EXERCISE BRIEF >>
Records follow. Select each line holding "mean".

MATERIAL PROVIDED >>
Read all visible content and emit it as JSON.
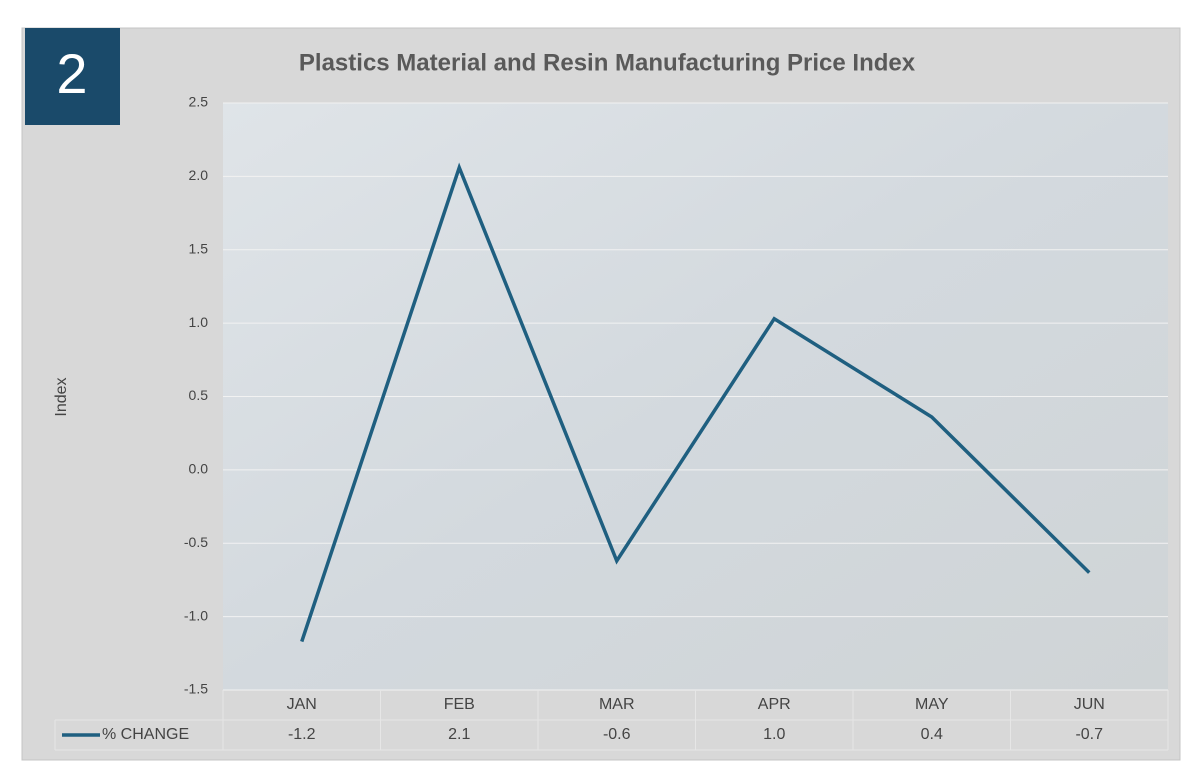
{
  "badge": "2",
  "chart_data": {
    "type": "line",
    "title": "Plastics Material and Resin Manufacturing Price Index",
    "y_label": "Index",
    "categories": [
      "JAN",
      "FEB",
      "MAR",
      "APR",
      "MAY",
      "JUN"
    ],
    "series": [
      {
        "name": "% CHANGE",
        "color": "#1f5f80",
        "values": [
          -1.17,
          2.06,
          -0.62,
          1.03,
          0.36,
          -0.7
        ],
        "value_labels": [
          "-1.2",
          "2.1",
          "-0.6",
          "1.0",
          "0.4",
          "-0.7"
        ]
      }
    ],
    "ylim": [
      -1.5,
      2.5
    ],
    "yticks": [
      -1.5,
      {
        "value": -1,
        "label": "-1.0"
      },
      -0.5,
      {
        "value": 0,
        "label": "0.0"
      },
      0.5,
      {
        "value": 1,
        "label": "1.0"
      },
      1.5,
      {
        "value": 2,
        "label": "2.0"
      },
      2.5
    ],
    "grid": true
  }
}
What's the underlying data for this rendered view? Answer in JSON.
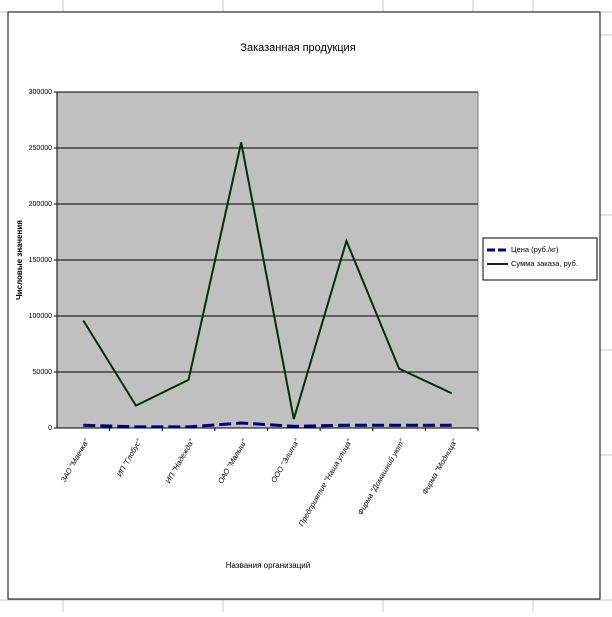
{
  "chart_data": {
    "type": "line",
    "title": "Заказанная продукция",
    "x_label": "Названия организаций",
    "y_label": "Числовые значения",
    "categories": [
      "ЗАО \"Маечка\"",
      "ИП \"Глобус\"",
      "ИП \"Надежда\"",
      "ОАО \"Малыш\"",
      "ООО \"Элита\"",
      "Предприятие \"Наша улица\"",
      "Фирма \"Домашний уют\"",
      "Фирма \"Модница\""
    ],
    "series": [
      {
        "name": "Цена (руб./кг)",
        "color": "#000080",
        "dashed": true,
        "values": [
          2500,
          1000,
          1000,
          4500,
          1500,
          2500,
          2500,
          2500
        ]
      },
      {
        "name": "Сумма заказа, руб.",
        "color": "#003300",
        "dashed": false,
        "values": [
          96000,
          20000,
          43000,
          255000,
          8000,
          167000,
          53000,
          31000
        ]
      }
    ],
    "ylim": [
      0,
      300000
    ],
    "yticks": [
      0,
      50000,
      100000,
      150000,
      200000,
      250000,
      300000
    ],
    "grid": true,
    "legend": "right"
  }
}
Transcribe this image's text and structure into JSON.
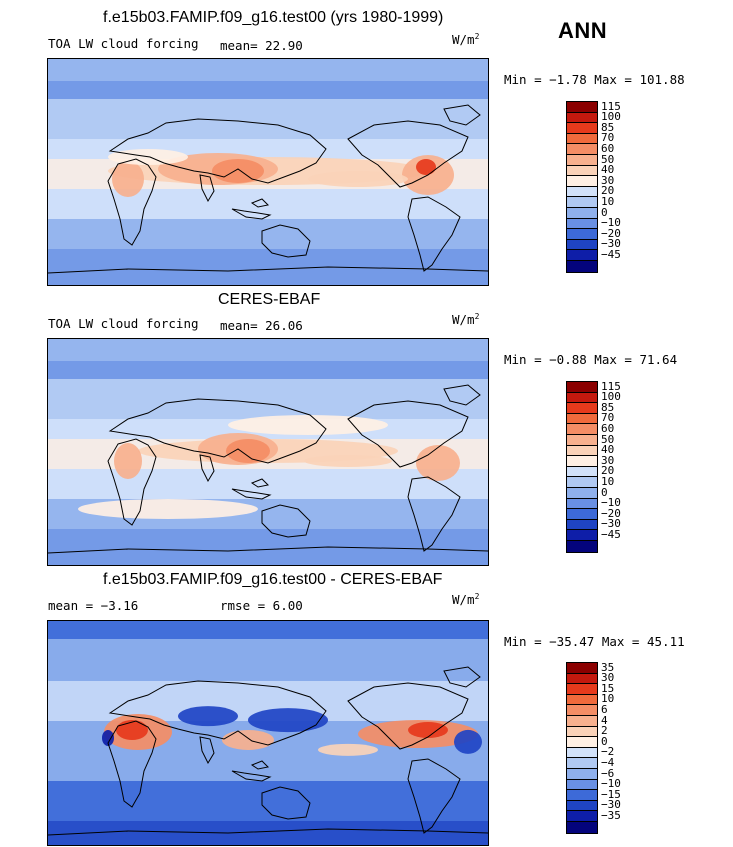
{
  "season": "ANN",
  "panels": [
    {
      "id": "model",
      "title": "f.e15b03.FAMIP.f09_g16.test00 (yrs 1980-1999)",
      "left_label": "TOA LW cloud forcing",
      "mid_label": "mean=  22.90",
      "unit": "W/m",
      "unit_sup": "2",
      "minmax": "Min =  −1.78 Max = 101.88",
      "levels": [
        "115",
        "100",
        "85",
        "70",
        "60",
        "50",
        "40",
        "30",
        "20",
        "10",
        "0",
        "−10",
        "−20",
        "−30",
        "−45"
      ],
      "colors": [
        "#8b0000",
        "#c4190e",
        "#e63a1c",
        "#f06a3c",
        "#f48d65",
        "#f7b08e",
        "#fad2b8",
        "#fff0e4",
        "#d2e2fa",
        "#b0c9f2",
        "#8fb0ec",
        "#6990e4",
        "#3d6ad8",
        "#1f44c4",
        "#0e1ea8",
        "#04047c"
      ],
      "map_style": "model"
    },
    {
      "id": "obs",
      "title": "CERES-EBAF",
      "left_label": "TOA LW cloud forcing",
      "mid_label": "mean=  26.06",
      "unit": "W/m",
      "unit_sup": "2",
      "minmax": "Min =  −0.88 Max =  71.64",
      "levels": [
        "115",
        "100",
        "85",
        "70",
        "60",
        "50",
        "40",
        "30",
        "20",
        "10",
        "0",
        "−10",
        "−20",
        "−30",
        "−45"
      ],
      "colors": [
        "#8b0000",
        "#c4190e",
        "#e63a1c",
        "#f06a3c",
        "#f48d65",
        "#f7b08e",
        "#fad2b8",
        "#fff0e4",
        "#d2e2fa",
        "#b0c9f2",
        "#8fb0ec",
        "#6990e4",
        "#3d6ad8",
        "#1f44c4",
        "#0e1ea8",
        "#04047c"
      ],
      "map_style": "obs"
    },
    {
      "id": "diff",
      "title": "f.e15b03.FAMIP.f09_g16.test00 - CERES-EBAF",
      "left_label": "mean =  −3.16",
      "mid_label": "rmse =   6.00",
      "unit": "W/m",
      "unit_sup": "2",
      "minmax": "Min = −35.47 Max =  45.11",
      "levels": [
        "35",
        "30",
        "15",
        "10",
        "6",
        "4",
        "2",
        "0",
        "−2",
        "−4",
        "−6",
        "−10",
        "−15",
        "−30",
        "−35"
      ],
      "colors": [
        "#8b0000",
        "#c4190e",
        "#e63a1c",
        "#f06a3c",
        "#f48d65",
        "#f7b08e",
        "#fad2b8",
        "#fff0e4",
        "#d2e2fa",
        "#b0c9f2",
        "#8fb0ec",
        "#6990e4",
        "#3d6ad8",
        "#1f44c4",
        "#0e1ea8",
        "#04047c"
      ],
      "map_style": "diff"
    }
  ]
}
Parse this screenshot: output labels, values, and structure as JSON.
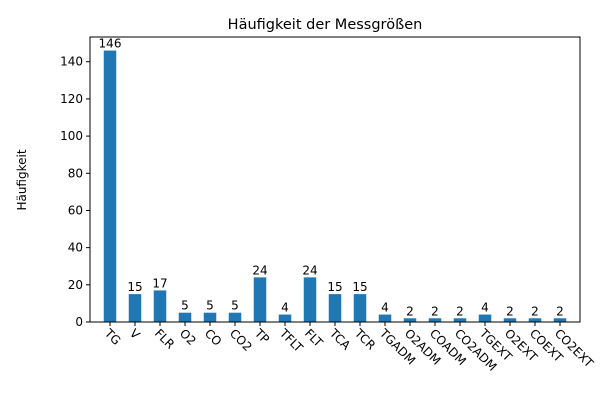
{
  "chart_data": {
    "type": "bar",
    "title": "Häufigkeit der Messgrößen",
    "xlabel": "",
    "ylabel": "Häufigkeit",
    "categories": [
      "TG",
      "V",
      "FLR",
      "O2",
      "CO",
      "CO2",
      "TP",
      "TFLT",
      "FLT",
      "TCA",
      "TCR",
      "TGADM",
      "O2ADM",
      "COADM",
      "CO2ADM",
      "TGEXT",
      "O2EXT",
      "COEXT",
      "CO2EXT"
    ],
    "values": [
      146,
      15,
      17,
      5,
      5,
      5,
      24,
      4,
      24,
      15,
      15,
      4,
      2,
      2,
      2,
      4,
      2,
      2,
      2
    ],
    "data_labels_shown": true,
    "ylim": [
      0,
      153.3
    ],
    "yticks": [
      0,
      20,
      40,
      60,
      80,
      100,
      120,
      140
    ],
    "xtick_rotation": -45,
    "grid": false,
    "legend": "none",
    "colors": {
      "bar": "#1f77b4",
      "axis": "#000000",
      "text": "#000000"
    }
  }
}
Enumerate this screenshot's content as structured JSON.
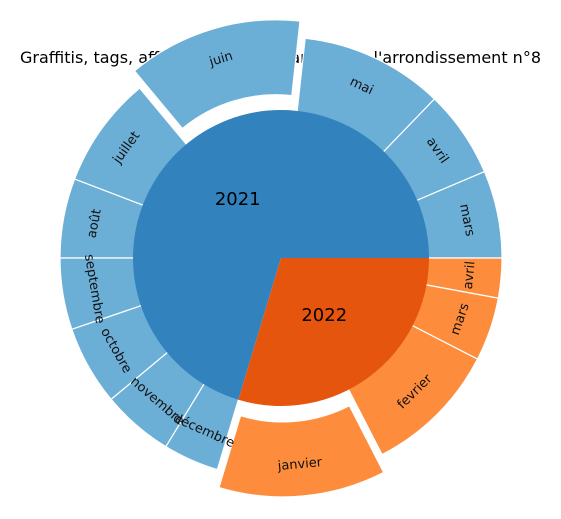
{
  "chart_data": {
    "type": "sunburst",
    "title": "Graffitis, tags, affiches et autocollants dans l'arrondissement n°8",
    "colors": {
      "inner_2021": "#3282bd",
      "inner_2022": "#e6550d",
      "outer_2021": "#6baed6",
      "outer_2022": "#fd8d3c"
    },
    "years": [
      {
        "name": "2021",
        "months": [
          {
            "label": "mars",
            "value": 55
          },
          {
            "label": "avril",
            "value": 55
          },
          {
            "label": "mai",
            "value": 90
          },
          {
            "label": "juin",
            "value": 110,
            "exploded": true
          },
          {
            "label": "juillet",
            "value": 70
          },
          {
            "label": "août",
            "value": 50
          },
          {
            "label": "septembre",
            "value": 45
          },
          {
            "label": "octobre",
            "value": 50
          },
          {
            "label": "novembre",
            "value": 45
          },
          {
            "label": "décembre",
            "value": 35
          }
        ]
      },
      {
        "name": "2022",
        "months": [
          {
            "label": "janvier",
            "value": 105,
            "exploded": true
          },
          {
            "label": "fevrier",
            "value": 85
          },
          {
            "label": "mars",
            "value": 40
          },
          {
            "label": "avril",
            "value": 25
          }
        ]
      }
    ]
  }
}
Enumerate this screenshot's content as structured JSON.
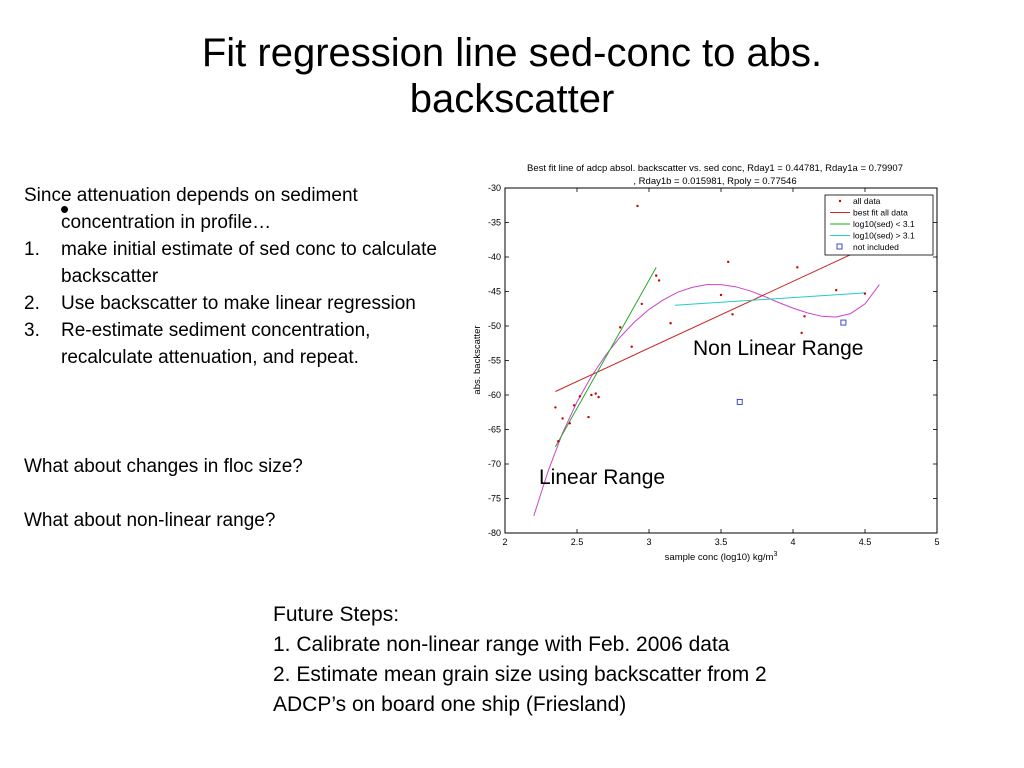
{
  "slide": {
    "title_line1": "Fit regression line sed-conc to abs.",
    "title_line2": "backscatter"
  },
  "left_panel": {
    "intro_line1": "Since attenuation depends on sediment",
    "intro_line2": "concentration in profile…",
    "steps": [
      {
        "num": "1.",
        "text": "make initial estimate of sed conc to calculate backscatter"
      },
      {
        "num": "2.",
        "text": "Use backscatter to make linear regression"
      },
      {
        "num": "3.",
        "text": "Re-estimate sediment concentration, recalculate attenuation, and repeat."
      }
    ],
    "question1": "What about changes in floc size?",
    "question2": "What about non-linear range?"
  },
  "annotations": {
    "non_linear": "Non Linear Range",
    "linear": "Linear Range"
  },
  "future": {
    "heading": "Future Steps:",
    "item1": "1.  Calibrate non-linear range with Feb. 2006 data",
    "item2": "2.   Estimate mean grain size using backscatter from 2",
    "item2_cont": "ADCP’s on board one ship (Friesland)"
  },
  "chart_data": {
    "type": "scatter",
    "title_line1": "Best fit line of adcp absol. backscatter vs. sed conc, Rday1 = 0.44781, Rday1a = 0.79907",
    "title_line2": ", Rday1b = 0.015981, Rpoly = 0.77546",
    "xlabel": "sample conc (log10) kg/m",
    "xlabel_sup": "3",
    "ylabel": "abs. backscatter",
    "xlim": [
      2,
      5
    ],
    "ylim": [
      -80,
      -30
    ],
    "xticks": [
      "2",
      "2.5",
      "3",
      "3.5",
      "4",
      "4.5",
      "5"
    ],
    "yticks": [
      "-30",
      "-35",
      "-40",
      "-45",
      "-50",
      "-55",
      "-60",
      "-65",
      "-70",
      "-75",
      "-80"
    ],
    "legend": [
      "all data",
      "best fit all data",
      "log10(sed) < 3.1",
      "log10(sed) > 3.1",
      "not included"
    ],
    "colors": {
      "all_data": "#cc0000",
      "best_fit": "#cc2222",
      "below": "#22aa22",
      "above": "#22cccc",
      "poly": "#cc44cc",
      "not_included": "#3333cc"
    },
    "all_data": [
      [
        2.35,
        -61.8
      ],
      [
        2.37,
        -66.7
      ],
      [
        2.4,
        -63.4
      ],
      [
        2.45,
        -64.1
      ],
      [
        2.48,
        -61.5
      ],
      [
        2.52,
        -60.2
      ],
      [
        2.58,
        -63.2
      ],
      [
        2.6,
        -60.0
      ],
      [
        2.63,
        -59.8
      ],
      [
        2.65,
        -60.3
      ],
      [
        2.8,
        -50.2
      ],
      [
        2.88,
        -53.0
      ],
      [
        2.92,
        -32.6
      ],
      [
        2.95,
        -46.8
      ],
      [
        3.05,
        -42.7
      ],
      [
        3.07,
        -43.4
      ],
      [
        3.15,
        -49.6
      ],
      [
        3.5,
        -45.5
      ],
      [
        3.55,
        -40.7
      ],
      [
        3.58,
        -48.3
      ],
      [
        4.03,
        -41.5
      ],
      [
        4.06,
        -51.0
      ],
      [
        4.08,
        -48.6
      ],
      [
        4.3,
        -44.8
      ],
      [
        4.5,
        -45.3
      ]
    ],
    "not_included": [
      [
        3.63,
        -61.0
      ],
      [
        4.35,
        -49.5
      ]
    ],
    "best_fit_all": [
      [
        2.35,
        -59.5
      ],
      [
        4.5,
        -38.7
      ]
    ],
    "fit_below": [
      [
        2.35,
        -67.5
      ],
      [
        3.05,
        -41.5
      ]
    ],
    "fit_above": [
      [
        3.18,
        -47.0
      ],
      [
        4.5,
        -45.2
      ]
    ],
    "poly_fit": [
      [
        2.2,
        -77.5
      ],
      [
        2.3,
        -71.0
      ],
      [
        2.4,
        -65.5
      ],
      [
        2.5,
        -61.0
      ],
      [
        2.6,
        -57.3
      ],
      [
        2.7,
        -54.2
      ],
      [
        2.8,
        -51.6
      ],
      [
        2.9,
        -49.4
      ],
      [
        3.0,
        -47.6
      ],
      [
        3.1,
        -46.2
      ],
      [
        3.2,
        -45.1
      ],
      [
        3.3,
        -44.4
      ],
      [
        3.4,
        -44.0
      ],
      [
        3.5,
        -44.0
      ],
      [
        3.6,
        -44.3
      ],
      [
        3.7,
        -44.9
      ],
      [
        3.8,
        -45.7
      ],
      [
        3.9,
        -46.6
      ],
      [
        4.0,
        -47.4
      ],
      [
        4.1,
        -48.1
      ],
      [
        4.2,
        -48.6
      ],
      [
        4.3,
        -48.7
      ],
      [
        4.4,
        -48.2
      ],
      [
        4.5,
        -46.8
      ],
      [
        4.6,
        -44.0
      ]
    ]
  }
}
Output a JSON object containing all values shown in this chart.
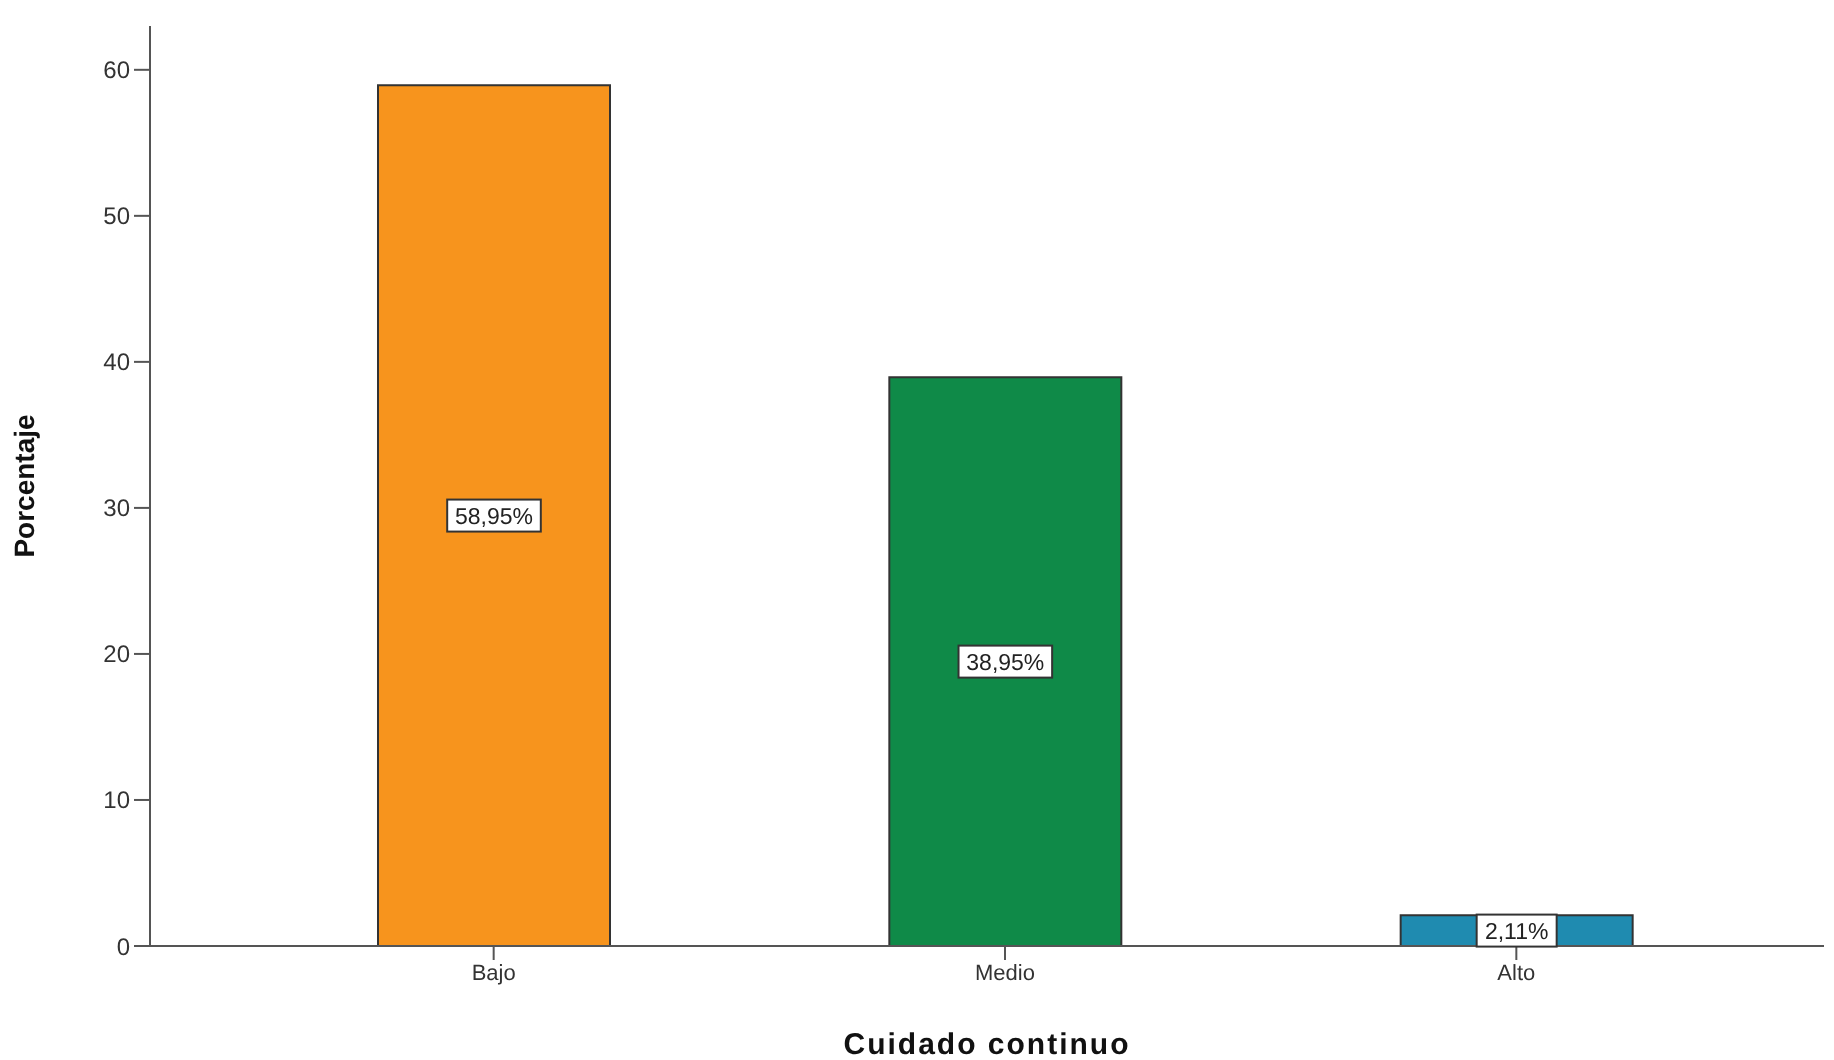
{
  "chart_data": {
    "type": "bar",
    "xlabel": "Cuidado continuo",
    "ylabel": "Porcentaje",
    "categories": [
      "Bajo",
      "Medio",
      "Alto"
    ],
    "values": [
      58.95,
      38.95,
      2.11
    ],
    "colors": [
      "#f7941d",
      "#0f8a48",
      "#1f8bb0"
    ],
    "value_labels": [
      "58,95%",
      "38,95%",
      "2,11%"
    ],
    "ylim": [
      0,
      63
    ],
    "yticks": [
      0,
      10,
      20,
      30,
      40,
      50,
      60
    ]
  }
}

FINAL ANSWER >>
      "mid_label": "mean=  22.90",
      "mid_label": "mean=  26.06",
      "left_label": "mean =  −3.16",
    "item2": "2.   Estimate mean grain size using backscatter from 2",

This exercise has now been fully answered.